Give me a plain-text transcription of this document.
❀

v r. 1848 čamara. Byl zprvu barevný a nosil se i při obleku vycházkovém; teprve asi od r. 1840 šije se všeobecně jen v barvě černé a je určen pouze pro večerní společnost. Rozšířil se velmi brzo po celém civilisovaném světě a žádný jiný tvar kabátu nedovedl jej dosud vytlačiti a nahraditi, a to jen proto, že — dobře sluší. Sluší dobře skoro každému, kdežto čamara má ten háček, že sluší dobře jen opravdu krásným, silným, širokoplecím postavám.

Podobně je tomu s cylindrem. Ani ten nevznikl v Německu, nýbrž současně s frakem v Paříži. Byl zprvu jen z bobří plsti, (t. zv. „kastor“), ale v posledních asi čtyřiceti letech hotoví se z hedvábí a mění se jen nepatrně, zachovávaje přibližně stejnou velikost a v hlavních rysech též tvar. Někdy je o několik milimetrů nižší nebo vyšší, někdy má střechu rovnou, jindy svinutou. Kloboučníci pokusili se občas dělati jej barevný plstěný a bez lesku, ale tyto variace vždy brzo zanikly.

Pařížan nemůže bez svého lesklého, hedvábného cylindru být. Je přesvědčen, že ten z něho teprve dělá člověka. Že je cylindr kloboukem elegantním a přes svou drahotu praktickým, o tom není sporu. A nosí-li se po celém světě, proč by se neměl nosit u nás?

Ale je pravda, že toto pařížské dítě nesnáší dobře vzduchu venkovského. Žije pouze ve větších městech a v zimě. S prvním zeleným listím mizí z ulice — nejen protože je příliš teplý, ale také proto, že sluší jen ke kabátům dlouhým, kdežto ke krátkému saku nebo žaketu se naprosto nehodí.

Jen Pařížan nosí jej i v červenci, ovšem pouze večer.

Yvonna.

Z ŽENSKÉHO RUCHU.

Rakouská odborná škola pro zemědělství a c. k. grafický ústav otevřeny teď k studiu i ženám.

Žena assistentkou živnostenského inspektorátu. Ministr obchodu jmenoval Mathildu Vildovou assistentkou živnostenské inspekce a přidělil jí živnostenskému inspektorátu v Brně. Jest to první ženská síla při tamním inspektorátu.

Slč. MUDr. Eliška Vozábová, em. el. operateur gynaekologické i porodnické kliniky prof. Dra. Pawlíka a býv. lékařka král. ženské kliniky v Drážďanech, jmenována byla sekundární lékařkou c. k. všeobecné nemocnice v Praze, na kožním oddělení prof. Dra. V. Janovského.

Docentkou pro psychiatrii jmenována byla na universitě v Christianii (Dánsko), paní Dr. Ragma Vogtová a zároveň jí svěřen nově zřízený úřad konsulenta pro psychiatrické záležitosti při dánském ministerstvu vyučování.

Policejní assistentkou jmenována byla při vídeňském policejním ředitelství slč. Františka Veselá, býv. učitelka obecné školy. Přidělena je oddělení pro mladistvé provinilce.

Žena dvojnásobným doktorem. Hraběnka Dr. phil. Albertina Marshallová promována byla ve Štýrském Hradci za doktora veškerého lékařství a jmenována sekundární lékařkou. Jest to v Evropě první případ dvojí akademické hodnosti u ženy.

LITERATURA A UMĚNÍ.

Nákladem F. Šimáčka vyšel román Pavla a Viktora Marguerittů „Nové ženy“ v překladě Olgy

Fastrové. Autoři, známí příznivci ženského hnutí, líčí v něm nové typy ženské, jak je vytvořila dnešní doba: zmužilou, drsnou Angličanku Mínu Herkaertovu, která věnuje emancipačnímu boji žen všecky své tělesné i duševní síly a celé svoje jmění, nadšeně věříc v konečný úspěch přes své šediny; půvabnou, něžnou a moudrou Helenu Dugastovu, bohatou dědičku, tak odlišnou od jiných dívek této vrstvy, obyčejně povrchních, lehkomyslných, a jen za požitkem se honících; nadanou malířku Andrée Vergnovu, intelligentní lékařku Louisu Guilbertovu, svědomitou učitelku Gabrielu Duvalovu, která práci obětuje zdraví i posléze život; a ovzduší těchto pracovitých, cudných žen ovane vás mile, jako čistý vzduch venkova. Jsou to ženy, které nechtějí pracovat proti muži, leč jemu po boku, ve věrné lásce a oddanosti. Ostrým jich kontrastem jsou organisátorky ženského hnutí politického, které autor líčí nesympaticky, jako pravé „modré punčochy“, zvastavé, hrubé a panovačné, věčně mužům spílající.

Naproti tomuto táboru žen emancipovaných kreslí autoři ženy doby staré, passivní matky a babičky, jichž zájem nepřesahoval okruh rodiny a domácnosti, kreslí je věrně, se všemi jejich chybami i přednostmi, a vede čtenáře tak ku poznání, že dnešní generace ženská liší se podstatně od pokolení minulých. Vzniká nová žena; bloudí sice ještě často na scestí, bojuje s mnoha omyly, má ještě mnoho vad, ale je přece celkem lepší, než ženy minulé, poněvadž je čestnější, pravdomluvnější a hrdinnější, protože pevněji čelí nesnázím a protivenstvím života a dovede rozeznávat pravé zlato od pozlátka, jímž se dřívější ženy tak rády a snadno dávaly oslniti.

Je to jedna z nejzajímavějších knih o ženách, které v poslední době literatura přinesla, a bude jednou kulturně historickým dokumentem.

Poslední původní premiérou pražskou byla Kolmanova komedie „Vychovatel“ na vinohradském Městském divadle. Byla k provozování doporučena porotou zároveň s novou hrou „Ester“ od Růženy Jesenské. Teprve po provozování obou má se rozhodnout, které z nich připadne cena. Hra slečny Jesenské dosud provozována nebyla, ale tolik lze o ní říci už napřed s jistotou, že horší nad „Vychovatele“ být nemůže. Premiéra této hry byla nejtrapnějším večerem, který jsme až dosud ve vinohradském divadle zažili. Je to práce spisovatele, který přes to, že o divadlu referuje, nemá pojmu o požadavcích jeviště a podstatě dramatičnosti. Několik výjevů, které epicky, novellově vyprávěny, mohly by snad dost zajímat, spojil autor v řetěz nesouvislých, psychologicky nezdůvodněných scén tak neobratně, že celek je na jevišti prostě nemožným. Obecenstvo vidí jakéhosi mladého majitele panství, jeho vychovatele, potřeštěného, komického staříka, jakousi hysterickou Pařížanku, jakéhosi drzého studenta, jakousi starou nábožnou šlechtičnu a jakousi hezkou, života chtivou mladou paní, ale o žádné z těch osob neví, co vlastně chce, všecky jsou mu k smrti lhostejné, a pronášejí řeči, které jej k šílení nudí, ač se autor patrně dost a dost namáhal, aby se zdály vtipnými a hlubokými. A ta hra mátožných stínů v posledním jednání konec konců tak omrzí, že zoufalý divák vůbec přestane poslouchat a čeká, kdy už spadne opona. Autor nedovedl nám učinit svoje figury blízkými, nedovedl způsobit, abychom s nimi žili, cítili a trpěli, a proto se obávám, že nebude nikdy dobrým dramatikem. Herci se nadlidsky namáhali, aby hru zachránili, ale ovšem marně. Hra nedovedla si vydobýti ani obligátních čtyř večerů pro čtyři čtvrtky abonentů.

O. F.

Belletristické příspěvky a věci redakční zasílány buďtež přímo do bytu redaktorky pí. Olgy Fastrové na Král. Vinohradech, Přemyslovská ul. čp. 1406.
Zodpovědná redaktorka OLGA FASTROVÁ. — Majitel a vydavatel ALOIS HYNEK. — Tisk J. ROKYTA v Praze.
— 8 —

::::::

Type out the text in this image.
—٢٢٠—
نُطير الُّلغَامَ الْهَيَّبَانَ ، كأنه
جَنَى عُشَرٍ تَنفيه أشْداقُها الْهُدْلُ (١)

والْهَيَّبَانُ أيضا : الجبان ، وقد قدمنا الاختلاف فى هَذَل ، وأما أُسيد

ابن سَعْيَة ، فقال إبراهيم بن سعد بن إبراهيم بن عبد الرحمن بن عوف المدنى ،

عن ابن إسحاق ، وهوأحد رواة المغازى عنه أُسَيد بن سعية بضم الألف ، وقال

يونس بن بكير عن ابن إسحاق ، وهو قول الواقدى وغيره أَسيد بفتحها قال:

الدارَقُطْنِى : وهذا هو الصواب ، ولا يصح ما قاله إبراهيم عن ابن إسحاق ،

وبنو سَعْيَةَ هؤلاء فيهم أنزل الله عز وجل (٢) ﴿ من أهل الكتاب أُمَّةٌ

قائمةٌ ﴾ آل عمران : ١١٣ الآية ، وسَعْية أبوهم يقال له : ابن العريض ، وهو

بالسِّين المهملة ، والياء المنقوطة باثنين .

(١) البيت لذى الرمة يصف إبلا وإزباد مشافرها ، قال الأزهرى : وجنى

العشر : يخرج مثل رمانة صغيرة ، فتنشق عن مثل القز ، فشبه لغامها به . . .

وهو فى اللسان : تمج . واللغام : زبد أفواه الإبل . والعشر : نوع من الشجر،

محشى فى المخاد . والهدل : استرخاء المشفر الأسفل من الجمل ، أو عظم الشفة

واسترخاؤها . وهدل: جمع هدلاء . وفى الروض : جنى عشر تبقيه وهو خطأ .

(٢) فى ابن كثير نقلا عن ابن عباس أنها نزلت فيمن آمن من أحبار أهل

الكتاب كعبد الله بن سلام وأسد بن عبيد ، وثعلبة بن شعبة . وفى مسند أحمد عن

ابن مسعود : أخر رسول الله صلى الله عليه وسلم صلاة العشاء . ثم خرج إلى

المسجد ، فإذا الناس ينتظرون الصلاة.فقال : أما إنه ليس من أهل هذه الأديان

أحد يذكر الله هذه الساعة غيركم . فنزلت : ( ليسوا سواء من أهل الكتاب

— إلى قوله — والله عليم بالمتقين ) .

::::::

Problem to work on: Filter out all lines lacking the word "Praze" and copy the rest.

Final result:
Slč. MUDr. Eliška Vozábová, em. el. operateur gynaekologické i porodnické kliniky prof. Dra. Pawlíka a býv. lékařka král. ženské kliniky v Drážďanech, jmenována byla sekundární lékařkou c. k. všeobecné nemocnice v Praze, na kožním oddělení prof. Dra. V. Janovského.
Zodpovědná redaktorka OLGA FASTROVÁ. — Majitel a vydavatel ALOIS HYNEK. — Tisk J. ROKYTA v Praze.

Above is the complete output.